---------- DATA TO PROCESS
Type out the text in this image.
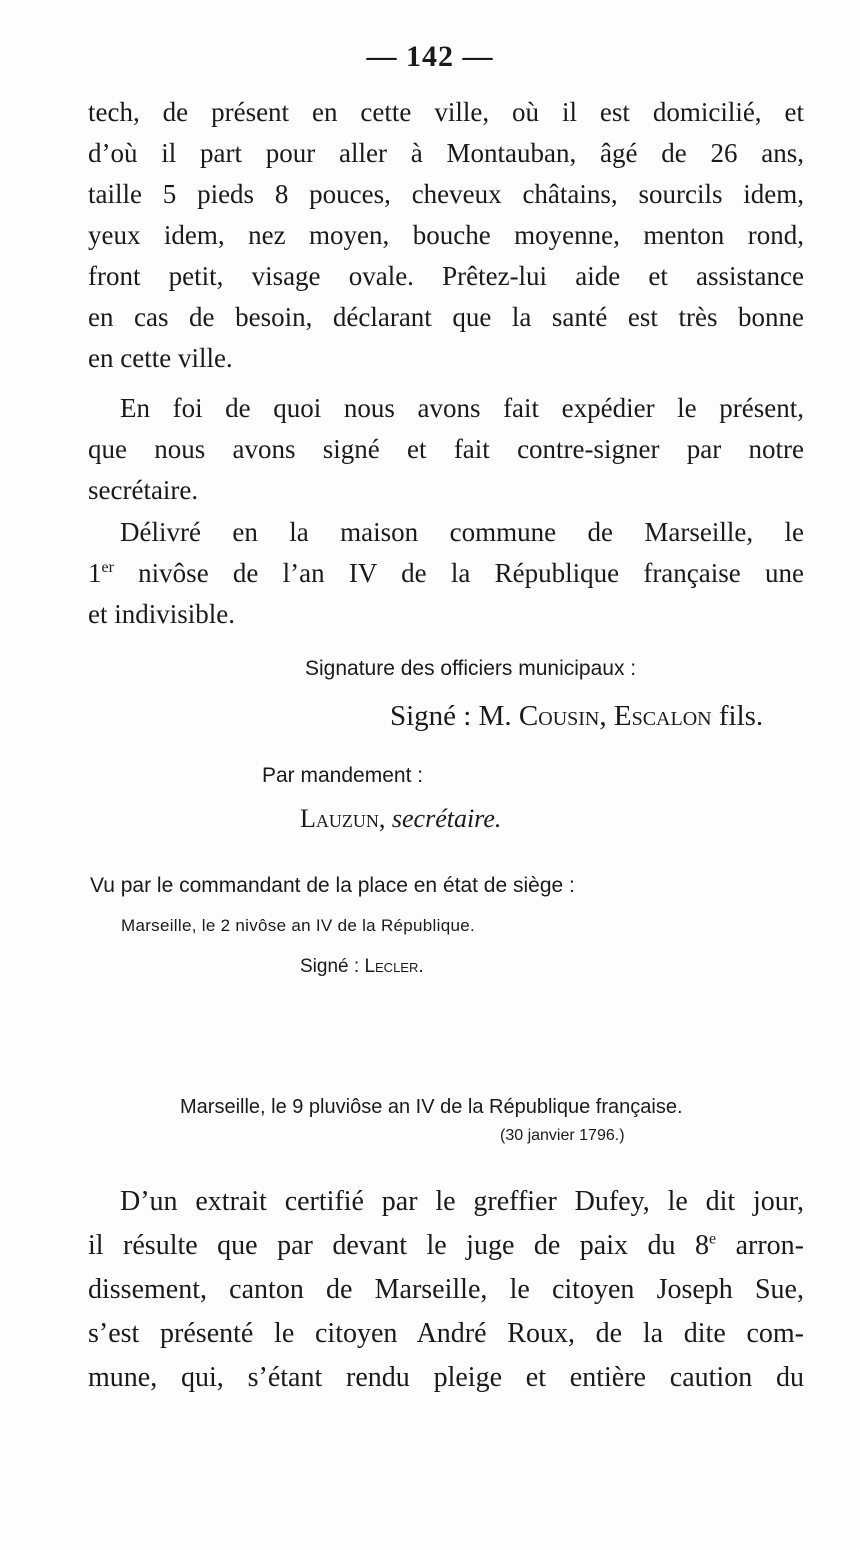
— 142 —
tech, de présent en cette ville, où il est domicilié, et
d’où il part pour aller à Montauban, âgé de 26 ans,
taille 5 pieds 8 pouces, cheveux châtains, sourcils idem,
yeux idem, nez moyen, bouche moyenne, menton rond,
front petit, visage ovale. Prêtez-lui aide et assistance
en cas de besoin, déclarant que la santé est très bonne
en cette ville.
En foi de quoi nous avons fait expédier le présent,
que nous avons signé et fait contre-signer par notre
secrétaire.
Délivré en la maison commune de Marseille, le
1er nivôse de l’an IV de la République française une
et indivisible.
Signature des officiers municipaux :
Signé : M. Cousin, Escalon fils.
Par mandement :
Lauzun, secrétaire.
Vu par le commandant de la place en état de siège :
Marseille, le 2 nivôse an IV de la République.
Signé : Lecler.
Marseille, le 9 pluviôse an IV de la République française.
(30 janvier 1796.)
D’un extrait certifié par le greffier Dufey, le dit jour,
il résulte que par devant le juge de paix du 8e arron-
dissement, canton de Marseille, le citoyen Joseph Sue,
s’est présenté le citoyen André Roux, de la dite com-
mune, qui, s’étant rendu pleige et entière caution du
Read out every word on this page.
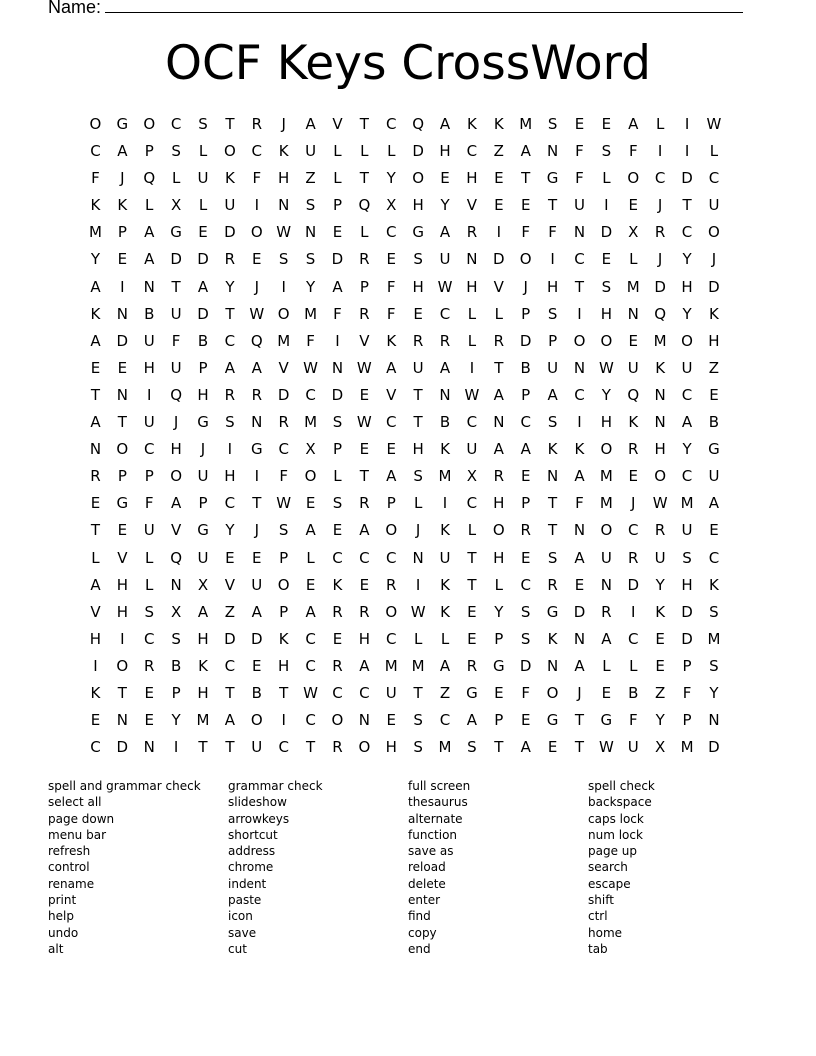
Name:
OCF Keys CrossWord
O	G	O	C	S	T	R	J	A	V	T	C	Q	A	K	K	M	S	E	E	A	L	I	W
C	A	P	S	L	O	C	K	U	L	L	L	D	H	C	Z	A	N	F	S	F	I	I	L
F	J	Q	L	U	K	F	H	Z	L	T	Y	O	E	H	E	T	G	F	L	O	C	D	C
K	K	L	X	L	U	I	N	S	P	Q	X	H	Y	V	E	E	T	U	I	E	J	T	U
M	P	A	G	E	D	O W N	E	L	C	G	A	R	I	F	F	N	D	X	R	C	O
Y	E	A	D	D	R	E	S	S	D	R	E	S	U	N	D	O	I	C	E	L	J	Y	J
A	I	N	T	A	Y	J	I	Y	A	P	F	H W H	V	J	H	T	S	M D	H	D
K	N	B	U	D	T W O M	F	R	F	E	C	L	L	P	S	I	H	N	Q	Y	K
A	D	U	F	B	C	Q M	F	I	V	K	R	R	L	R	D	P	O	O	E	M O	H
E	E	H	U	P	A	A	V W N W A	U	A	I	T	B	U	N W U	K	U	Z
T	N	I	Q	H	R	R	D	C	D	E	V	T	N W A	P	A	C	Y	Q	N	C	E
A	T	U	J	G	S	N	R	M	S W C	T	B	C	N	C	S	I	H	K	N	A	B
N	O	C	H	J	I	G	C	X	P	E	E	H	K	U	A	A	K	K	O	R	H	Y	G
R	P	P	O	U	H	I	F	O	L	T	A	S	M	X	R	E	N	A	M	E	O	C	U
E	G	F	A	P	C	T W E	S	R	P	L	I	C	H	P	T	F	M	J	W M	A
T	E	U	V	G	Y	J	S	A	E	A	O	J	K	L	O	R	T	N	O	C	R	U	E
L	V	L	Q	U	E	E	P	L	C	C	C	N	U	T	H	E	S	A	U	R	U	S	C
A	H	L	N	X	V	U	O	E	K	E	R	I	K	T	L	C	R	E	N	D	Y	H	K
V	H	S	X	A	Z	A	P	A	R	R	O W K	E	Y	S	G	D	R	I	K	D	S
H	I	C	S	H	D	D	K	C	E	H	C	L	L	E	P	S	K	N	A	C	E	D M
I	O	R	B	K	C	E	H	C	R	A	M M	A	R	G	D	N	A	L	L	E	P	S
K	T	E	P	H	T	B	T W C	C	U	T	Z	G	E	F	O	J	E	B	Z	F	Y
E	N	E	Y	M	A	O	I	C	O	N	E	S	C	A	P	E	G	T	G	F	Y	P	N
C	D	N	I	T	T	U	C	T	R	O	H	S	M	S	T	A	E	T W U	X	M D
spell and grammar check	grammar check	full screen	spell check
select all	slideshow	thesaurus	backspace
page down	arrowkeys	alternate	caps lock
menu bar	shortcut	function	num lock
refresh	address	save as	page up
control	chrome	reload	search
rename	indent	delete	escape
print	paste	enter	shift
help	icon	find	ctrl
undo	save	copy	home
alt	cut	end	tab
--------------------
#### SHORT EXERCISE:
Without including the pictures, reproduce all entries exactly.

#### COMPLETE OUTPUT:
Type out the text in this image.
— 142 —
tech, de présent en cette ville, où il est domicilié, et
d’où il part pour aller à Montauban, âgé de 26 ans,
taille 5 pieds 8 pouces, cheveux châtains, sourcils idem,
yeux idem, nez moyen, bouche moyenne, menton rond,
front petit, visage ovale. Prêtez-lui aide et assistance
en cas de besoin, déclarant que la santé est très bonne
en cette ville.
En foi de quoi nous avons fait expédier le présent,
que nous avons signé et fait contre-signer par notre
secrétaire.
Délivré en la maison commune de Marseille, le
1er nivôse de l’an IV de la République française une
et indivisible.
Signature des officiers municipaux :
Signé : M. Cousin, Escalon fils.
Par mandement :
Lauzun, secrétaire.
Vu par le commandant de la place en état de siège :
Marseille, le 2 nivôse an IV de la République.
Signé : Lecler.
Marseille, le 9 pluviôse an IV de la République française.
(30 janvier 1796.)
D’un extrait certifié par le greffier Dufey, le dit jour,
il résulte que par devant le juge de paix du 8e arron-
dissement, canton de Marseille, le citoyen Joseph Sue,
s’est présenté le citoyen André Roux, de la dite com-
mune, qui, s’étant rendu pleige et entière caution du
Read out every word on this page.
Name:
OCF Keys CrossWord
O	G	O	C	S	T	R	J	A	V	T	C	Q	A	K	K	M	S	E	E	A	L	I	W
C	A	P	S	L	O	C	K	U	L	L	L	D	H	C	Z	A	N	F	S	F	I	I	L
F	J	Q	L	U	K	F	H	Z	L	T	Y	O	E	H	E	T	G	F	L	O	C	D	C
K	K	L	X	L	U	I	N	S	P	Q	X	H	Y	V	E	E	T	U	I	E	J	T	U
M	P	A	G	E	D	O W N	E	L	C	G	A	R	I	F	F	N	D	X	R	C	O
Y	E	A	D	D	R	E	S	S	D	R	E	S	U	N	D	O	I	C	E	L	J	Y	J
A	I	N	T	A	Y	J	I	Y	A	P	F	H W H	V	J	H	T	S	M D	H	D
K	N	B	U	D	T W O M	F	R	F	E	C	L	L	P	S	I	H	N	Q	Y	K
A	D	U	F	B	C	Q M	F	I	V	K	R	R	L	R	D	P	O	O	E	M O	H
E	E	H	U	P	A	A	V W N W A	U	A	I	T	B	U	N W U	K	U	Z
T	N	I	Q	H	R	R	D	C	D	E	V	T	N W A	P	A	C	Y	Q	N	C	E
A	T	U	J	G	S	N	R	M	S W C	T	B	C	N	C	S	I	H	K	N	A	B
N	O	C	H	J	I	G	C	X	P	E	E	H	K	U	A	A	K	K	O	R	H	Y	G
R	P	P	O	U	H	I	F	O	L	T	A	S	M	X	R	E	N	A	M	E	O	C	U
E	G	F	A	P	C	T W E	S	R	P	L	I	C	H	P	T	F	M	J	W M	A
T	E	U	V	G	Y	J	S	A	E	A	O	J	K	L	O	R	T	N	O	C	R	U	E
L	V	L	Q	U	E	E	P	L	C	C	C	N	U	T	H	E	S	A	U	R	U	S	C
A	H	L	N	X	V	U	O	E	K	E	R	I	K	T	L	C	R	E	N	D	Y	H	K
V	H	S	X	A	Z	A	P	A	R	R	O W K	E	Y	S	G	D	R	I	K	D	S
H	I	C	S	H	D	D	K	C	E	H	C	L	L	E	P	S	K	N	A	C	E	D M
I	O	R	B	K	C	E	H	C	R	A	M M	A	R	G	D	N	A	L	L	E	P	S
K	T	E	P	H	T	B	T W C	C	U	T	Z	G	E	F	O	J	E	B	Z	F	Y
E	N	E	Y	M	A	O	I	C	O	N	E	S	C	A	P	E	G	T	G	F	Y	P	N
C	D	N	I	T	T	U	C	T	R	O	H	S	M	S	T	A	E	T W U	X	M D
spell and grammar check	grammar check	full screen	spell check
select all	slideshow	thesaurus	backspace
page down	arrowkeys	alternate	caps lock
menu bar	shortcut	function	num lock
refresh	address	save as	page up
control	chrome	reload	search
rename	indent	delete	escape
print	paste	enter	shift
help	icon	find	ctrl
undo	save	copy	home
alt	cut	end	tab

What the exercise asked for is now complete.